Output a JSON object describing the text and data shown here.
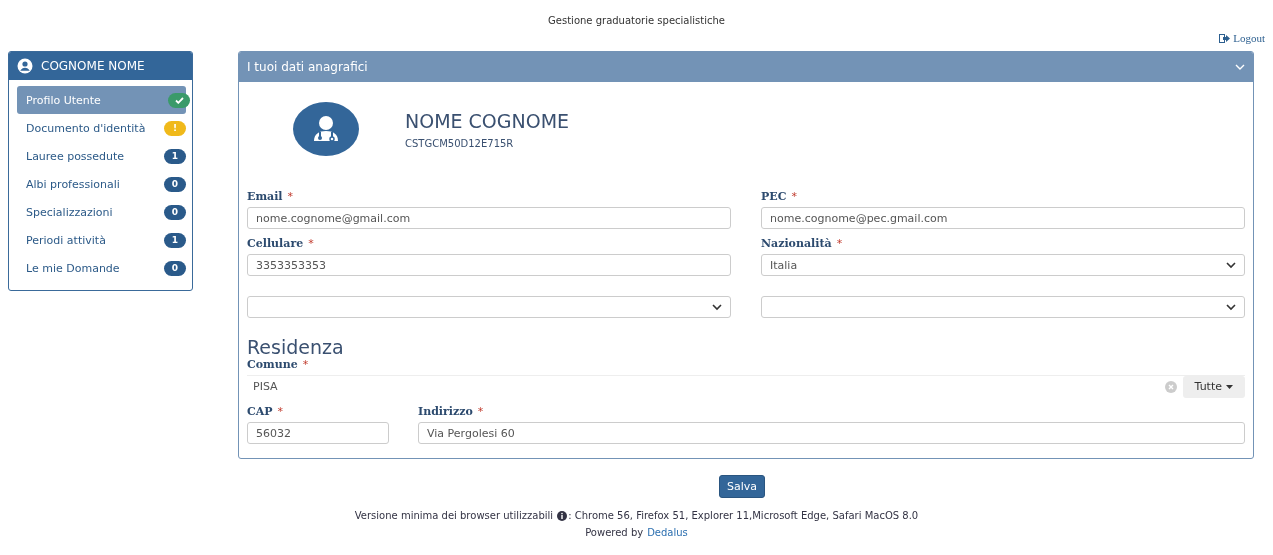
{
  "header": {
    "title": "Gestione graduatorie specialistiche",
    "logout": "Logout"
  },
  "sidebar": {
    "user": "COGNOME NOME",
    "items": [
      {
        "label": "Profilo Utente",
        "selected": true,
        "kind": "check"
      },
      {
        "label": "Documento d'identità",
        "selected": false,
        "kind": "warning",
        "badge": "!"
      },
      {
        "label": "Lauree possedute",
        "selected": false,
        "kind": "count",
        "badge": "1"
      },
      {
        "label": "Albi professionali",
        "selected": false,
        "kind": "count",
        "badge": "0"
      },
      {
        "label": "Specializzazioni",
        "selected": false,
        "kind": "count",
        "badge": "0"
      },
      {
        "label": "Periodi attività",
        "selected": false,
        "kind": "count",
        "badge": "1"
      },
      {
        "label": "Le mie Domande",
        "selected": false,
        "kind": "count",
        "badge": "0"
      }
    ]
  },
  "panel": {
    "title": "I tuoi dati anagrafici",
    "expanded": true,
    "profile": {
      "name": "NOME COGNOME",
      "code": "CSTGCM50D12E715R"
    },
    "fields": [
      {
        "label": "Email",
        "required_mark": "*",
        "kind": "text",
        "value": "nome.cognome@gmail.com"
      },
      {
        "label": "PEC",
        "required_mark": "*",
        "kind": "text",
        "value": "nome.cognome@pec.gmail.com"
      },
      {
        "label": "Cellulare",
        "required_mark": "*",
        "kind": "text",
        "value": "3353353353"
      },
      {
        "label": "Nazionalità",
        "required_mark": "*",
        "kind": "select",
        "value": "Italia"
      },
      {
        "kind": "select"
      },
      {
        "kind": "select"
      }
    ],
    "residence": {
      "title": "Residenza",
      "comune": {
        "label": "Comune",
        "required_mark": "*",
        "value": "PISA",
        "filter": "Tutte"
      },
      "cap": {
        "label": "CAP",
        "required_mark": "*",
        "value": "56032"
      },
      "address": {
        "label": "Indirizzo",
        "required_mark": "*",
        "value": "Via Pergolesi 60"
      }
    }
  },
  "save_button": "Salva",
  "footer": {
    "browsers_label": "Versione minima dei browser utilizzabili",
    "browsers": ": Chrome 56, Firefox 51, Explorer 11,Microsoft Edge, Safari MacOS 8.0",
    "powered": "Powered by",
    "powered_link": "Dedalus"
  }
}
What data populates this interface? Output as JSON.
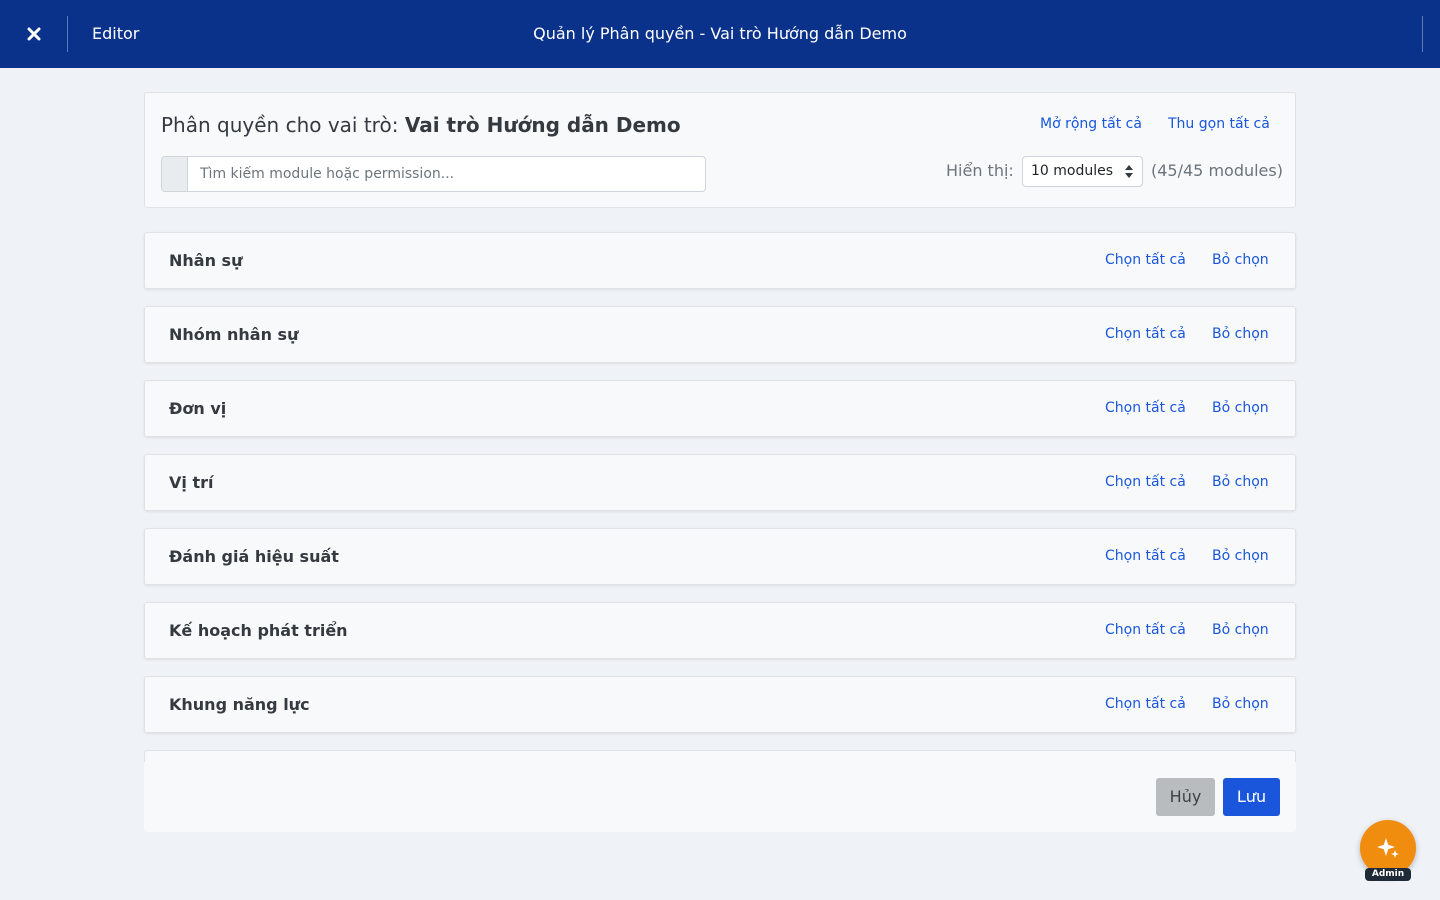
{
  "topbar": {
    "close_icon": "close-x-icon",
    "app_name": "Editor",
    "window_title": "Quản lý Phân quyền - Vai trò Hướng dẫn Demo"
  },
  "header": {
    "heading_prefix": "Phân quyền cho vai trò: ",
    "role_name": "Vai trò Hướng dẫn Demo",
    "expand_all": "Mở rộng tất cả",
    "collapse_all": "Thu gọn tất cả",
    "search_placeholder": "Tìm kiếm module hoặc permission...",
    "search_value": "",
    "display_label": "Hiển thị:",
    "page_size_selected": "10 modules",
    "module_count": "(45/45 modules)"
  },
  "modules": [
    {
      "name": "Nhân sự",
      "select_all": "Chọn tất cả",
      "deselect": "Bỏ chọn"
    },
    {
      "name": "Nhóm nhân sự",
      "select_all": "Chọn tất cả",
      "deselect": "Bỏ chọn"
    },
    {
      "name": "Đơn vị",
      "select_all": "Chọn tất cả",
      "deselect": "Bỏ chọn"
    },
    {
      "name": "Vị trí",
      "select_all": "Chọn tất cả",
      "deselect": "Bỏ chọn"
    },
    {
      "name": "Đánh giá hiệu suất",
      "select_all": "Chọn tất cả",
      "deselect": "Bỏ chọn"
    },
    {
      "name": "Kế hoạch phát triển",
      "select_all": "Chọn tất cả",
      "deselect": "Bỏ chọn"
    },
    {
      "name": "Khung năng lực",
      "select_all": "Chọn tất cả",
      "deselect": "Bỏ chọn"
    }
  ],
  "footer": {
    "cancel_label": "Hủy",
    "save_label": "Lưu"
  },
  "assistant": {
    "icon": "sparkle-icon",
    "badge": "Admin"
  },
  "colors": {
    "topbar_bg": "#0a328a",
    "link": "#1a56db",
    "save_button": "#1a56db",
    "cancel_button": "#b9bcbf",
    "fab": "#f08c0e"
  }
}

_ _ _

TASK PROMPT: Go through the listing above and write it out again exactly, dropping the pictures.

CORRECT ANSWER:
Output a JSON object describing the text and data shown here.
{
  "header": {
    "title": "Gestione graduatorie specialistiche",
    "logout": "Logout"
  },
  "sidebar": {
    "user": "COGNOME NOME",
    "items": [
      {
        "label": "Profilo Utente",
        "selected": true,
        "kind": "check"
      },
      {
        "label": "Documento d'identità",
        "selected": false,
        "kind": "warning",
        "badge": "!"
      },
      {
        "label": "Lauree possedute",
        "selected": false,
        "kind": "count",
        "badge": "1"
      },
      {
        "label": "Albi professionali",
        "selected": false,
        "kind": "count",
        "badge": "0"
      },
      {
        "label": "Specializzazioni",
        "selected": false,
        "kind": "count",
        "badge": "0"
      },
      {
        "label": "Periodi attività",
        "selected": false,
        "kind": "count",
        "badge": "1"
      },
      {
        "label": "Le mie Domande",
        "selected": false,
        "kind": "count",
        "badge": "0"
      }
    ]
  },
  "panel": {
    "title": "I tuoi dati anagrafici",
    "expanded": true,
    "profile": {
      "name": "NOME COGNOME",
      "code": "CSTGCM50D12E715R"
    },
    "fields": [
      {
        "label": "Email",
        "required_mark": "*",
        "kind": "text",
        "value": "nome.cognome@gmail.com"
      },
      {
        "label": "PEC",
        "required_mark": "*",
        "kind": "text",
        "value": "nome.cognome@pec.gmail.com"
      },
      {
        "label": "Cellulare",
        "required_mark": "*",
        "kind": "text",
        "value": "3353353353"
      },
      {
        "label": "Nazionalità",
        "required_mark": "*",
        "kind": "select",
        "value": "Italia"
      },
      {
        "kind": "select"
      },
      {
        "kind": "select"
      }
    ],
    "residence": {
      "title": "Residenza",
      "comune": {
        "label": "Comune",
        "required_mark": "*",
        "value": "PISA",
        "filter": "Tutte"
      },
      "cap": {
        "label": "CAP",
        "required_mark": "*",
        "value": "56032"
      },
      "address": {
        "label": "Indirizzo",
        "required_mark": "*",
        "value": "Via Pergolesi 60"
      }
    }
  },
  "save_button": "Salva",
  "footer": {
    "browsers_label": "Versione minima dei browser utilizzabili",
    "browsers": ": Chrome 56, Firefox 51, Explorer 11,Microsoft Edge, Safari MacOS 8.0",
    "powered": "Powered by",
    "powered_link": "Dedalus"
  }
}
What data populates this interface? Output as JSON.
{
  "topbar": {
    "close_icon": "close-x-icon",
    "app_name": "Editor",
    "window_title": "Quản lý Phân quyền - Vai trò Hướng dẫn Demo"
  },
  "header": {
    "heading_prefix": "Phân quyền cho vai trò: ",
    "role_name": "Vai trò Hướng dẫn Demo",
    "expand_all": "Mở rộng tất cả",
    "collapse_all": "Thu gọn tất cả",
    "search_placeholder": "Tìm kiếm module hoặc permission...",
    "search_value": "",
    "display_label": "Hiển thị:",
    "page_size_selected": "10 modules",
    "module_count": "(45/45 modules)"
  },
  "modules": [
    {
      "name": "Nhân sự",
      "select_all": "Chọn tất cả",
      "deselect": "Bỏ chọn"
    },
    {
      "name": "Nhóm nhân sự",
      "select_all": "Chọn tất cả",
      "deselect": "Bỏ chọn"
    },
    {
      "name": "Đơn vị",
      "select_all": "Chọn tất cả",
      "deselect": "Bỏ chọn"
    },
    {
      "name": "Vị trí",
      "select_all": "Chọn tất cả",
      "deselect": "Bỏ chọn"
    },
    {
      "name": "Đánh giá hiệu suất",
      "select_all": "Chọn tất cả",
      "deselect": "Bỏ chọn"
    },
    {
      "name": "Kế hoạch phát triển",
      "select_all": "Chọn tất cả",
      "deselect": "Bỏ chọn"
    },
    {
      "name": "Khung năng lực",
      "select_all": "Chọn tất cả",
      "deselect": "Bỏ chọn"
    }
  ],
  "footer": {
    "cancel_label": "Hủy",
    "save_label": "Lưu"
  },
  "assistant": {
    "icon": "sparkle-icon",
    "badge": "Admin"
  },
  "colors": {
    "topbar_bg": "#0a328a",
    "link": "#1a56db",
    "save_button": "#1a56db",
    "cancel_button": "#b9bcbf",
    "fab": "#f08c0e"
  }
}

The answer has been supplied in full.